Set down each line of the material that follows, exactly, with no pictures.

BEGIN Data entries

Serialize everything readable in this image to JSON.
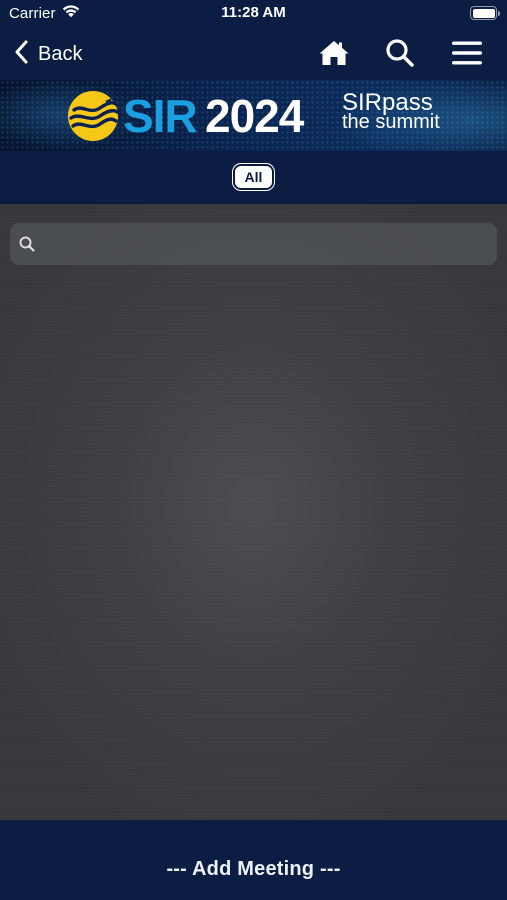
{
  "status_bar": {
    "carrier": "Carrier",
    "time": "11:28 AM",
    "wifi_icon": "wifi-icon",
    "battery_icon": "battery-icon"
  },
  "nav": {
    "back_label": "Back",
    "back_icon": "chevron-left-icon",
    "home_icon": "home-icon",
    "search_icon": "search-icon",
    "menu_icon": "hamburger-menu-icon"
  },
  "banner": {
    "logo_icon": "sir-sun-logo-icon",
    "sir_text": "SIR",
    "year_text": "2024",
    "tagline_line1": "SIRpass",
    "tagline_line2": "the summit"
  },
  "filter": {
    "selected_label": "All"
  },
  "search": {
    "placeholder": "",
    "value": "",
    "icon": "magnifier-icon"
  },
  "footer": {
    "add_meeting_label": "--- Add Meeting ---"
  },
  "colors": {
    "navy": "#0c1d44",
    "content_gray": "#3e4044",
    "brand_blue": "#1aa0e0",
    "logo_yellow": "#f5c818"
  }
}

END Data entries

Completed task:
Serialize everything readable in this image to JSON.
{
  "status_bar": {
    "carrier": "Carrier",
    "time": "11:28 AM",
    "wifi_icon": "wifi-icon",
    "battery_icon": "battery-icon"
  },
  "nav": {
    "back_label": "Back",
    "back_icon": "chevron-left-icon",
    "home_icon": "home-icon",
    "search_icon": "search-icon",
    "menu_icon": "hamburger-menu-icon"
  },
  "banner": {
    "logo_icon": "sir-sun-logo-icon",
    "sir_text": "SIR",
    "year_text": "2024",
    "tagline_line1": "SIRpass",
    "tagline_line2": "the summit"
  },
  "filter": {
    "selected_label": "All"
  },
  "search": {
    "placeholder": "",
    "value": "",
    "icon": "magnifier-icon"
  },
  "footer": {
    "add_meeting_label": "--- Add Meeting ---"
  },
  "colors": {
    "navy": "#0c1d44",
    "content_gray": "#3e4044",
    "brand_blue": "#1aa0e0",
    "logo_yellow": "#f5c818"
  }
}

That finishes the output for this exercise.